Directions: Reproduce the lines below word for word, leaving out the pictures.

Material for this exercise:

/---

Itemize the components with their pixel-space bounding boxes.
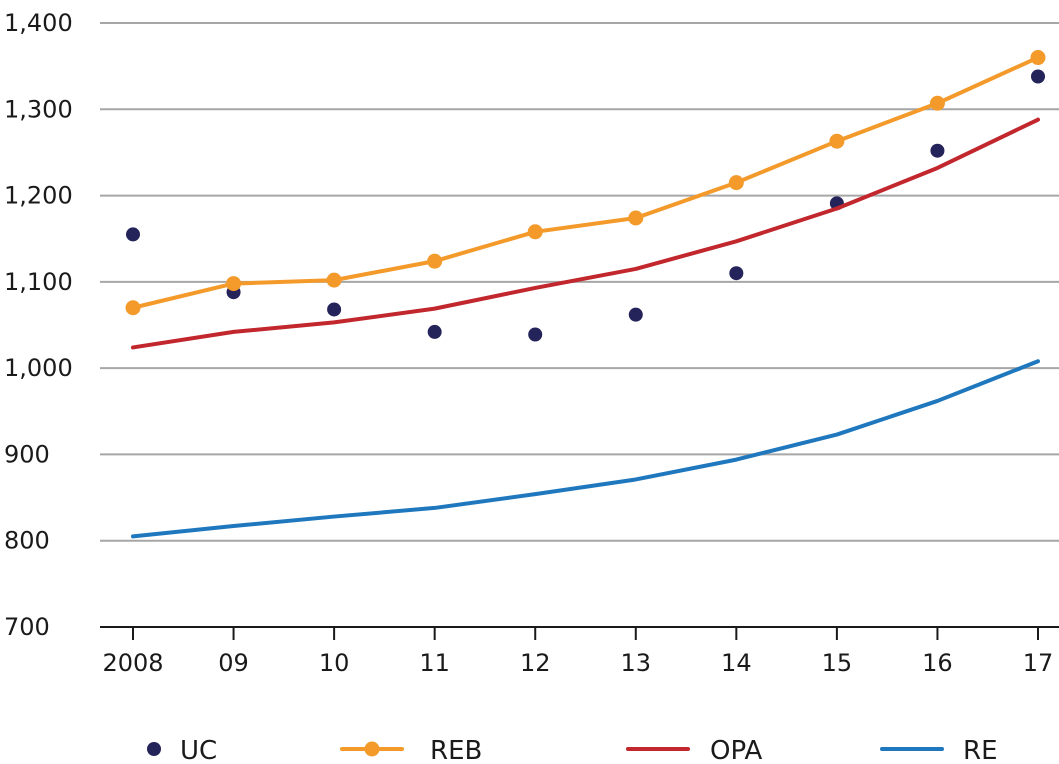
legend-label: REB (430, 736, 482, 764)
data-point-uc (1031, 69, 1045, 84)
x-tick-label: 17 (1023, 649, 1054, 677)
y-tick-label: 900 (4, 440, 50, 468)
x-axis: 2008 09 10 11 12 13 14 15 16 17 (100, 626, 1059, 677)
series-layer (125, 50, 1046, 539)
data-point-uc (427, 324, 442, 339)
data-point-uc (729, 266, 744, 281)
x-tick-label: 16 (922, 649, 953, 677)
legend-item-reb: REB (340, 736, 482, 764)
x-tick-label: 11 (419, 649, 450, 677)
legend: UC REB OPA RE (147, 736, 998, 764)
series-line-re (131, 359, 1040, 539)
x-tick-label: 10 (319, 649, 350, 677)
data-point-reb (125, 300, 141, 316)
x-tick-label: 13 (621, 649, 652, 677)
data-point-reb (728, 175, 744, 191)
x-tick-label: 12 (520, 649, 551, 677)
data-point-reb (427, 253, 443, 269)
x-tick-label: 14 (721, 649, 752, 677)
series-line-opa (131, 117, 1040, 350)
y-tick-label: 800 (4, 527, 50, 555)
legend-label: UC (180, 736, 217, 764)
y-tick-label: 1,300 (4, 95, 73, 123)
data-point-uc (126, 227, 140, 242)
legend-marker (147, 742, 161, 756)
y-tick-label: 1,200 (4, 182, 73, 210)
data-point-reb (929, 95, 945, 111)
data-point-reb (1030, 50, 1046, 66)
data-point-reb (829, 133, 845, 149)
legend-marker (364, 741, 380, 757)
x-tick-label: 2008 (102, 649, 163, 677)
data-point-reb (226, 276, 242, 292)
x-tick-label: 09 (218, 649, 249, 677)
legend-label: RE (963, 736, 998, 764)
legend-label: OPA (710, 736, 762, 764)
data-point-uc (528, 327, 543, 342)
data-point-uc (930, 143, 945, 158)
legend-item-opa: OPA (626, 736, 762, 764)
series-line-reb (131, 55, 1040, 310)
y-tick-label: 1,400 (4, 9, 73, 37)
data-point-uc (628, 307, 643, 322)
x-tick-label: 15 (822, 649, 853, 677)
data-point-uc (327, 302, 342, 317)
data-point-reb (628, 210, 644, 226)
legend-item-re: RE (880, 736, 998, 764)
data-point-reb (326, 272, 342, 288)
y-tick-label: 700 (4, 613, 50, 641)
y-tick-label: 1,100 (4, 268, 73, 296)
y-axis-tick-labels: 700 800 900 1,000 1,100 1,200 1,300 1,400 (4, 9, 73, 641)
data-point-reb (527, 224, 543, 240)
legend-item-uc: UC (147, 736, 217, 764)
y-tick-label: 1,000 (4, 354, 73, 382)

\---

Worked answer:
Itemize the components with their pixel-space bounding boxes.
legend-label: REB (430, 736, 482, 764)
data-point-uc (1031, 69, 1045, 84)
x-tick-label: 17 (1023, 649, 1054, 677)
y-tick-label: 900 (4, 440, 50, 468)
x-axis: 2008 09 10 11 12 13 14 15 16 17 (100, 626, 1059, 677)
series-layer (125, 50, 1046, 539)
data-point-uc (427, 324, 442, 339)
data-point-uc (729, 266, 744, 281)
x-tick-label: 16 (922, 649, 953, 677)
legend-item-reb: REB (340, 736, 482, 764)
x-tick-label: 11 (419, 649, 450, 677)
legend: UC REB OPA RE (147, 736, 998, 764)
series-line-re (131, 359, 1040, 539)
x-tick-label: 10 (319, 649, 350, 677)
data-point-reb (125, 300, 141, 316)
x-tick-label: 13 (621, 649, 652, 677)
data-point-reb (728, 175, 744, 191)
x-tick-label: 12 (520, 649, 551, 677)
data-point-reb (427, 253, 443, 269)
x-tick-label: 14 (721, 649, 752, 677)
series-line-opa (131, 117, 1040, 350)
y-tick-label: 800 (4, 527, 50, 555)
legend-label: UC (180, 736, 217, 764)
y-tick-label: 1,300 (4, 95, 73, 123)
data-point-uc (126, 227, 140, 242)
legend-marker (147, 742, 161, 756)
y-tick-label: 1,200 (4, 182, 73, 210)
data-point-reb (929, 95, 945, 111)
data-point-reb (1030, 50, 1046, 66)
data-point-reb (829, 133, 845, 149)
legend-marker (364, 741, 380, 757)
x-tick-label: 2008 (102, 649, 163, 677)
data-point-reb (226, 276, 242, 292)
x-tick-label: 09 (218, 649, 249, 677)
legend-label: RE (963, 736, 998, 764)
legend-label: OPA (710, 736, 762, 764)
data-point-uc (528, 327, 543, 342)
data-point-uc (930, 143, 945, 158)
legend-item-opa: OPA (626, 736, 762, 764)
series-line-reb (131, 55, 1040, 310)
y-tick-label: 1,400 (4, 9, 73, 37)
data-point-uc (628, 307, 643, 322)
x-tick-label: 15 (822, 649, 853, 677)
data-point-uc (327, 302, 342, 317)
data-point-reb (628, 210, 644, 226)
legend-item-re: RE (880, 736, 998, 764)
data-point-reb (326, 272, 342, 288)
y-tick-label: 700 (4, 613, 50, 641)
y-tick-label: 1,100 (4, 268, 73, 296)
y-axis-tick-labels: 700 800 900 1,000 1,100 1,200 1,300 1,400 (4, 9, 73, 641)
data-point-reb (527, 224, 543, 240)
legend-item-uc: UC (147, 736, 217, 764)
y-tick-label: 1,000 (4, 354, 73, 382)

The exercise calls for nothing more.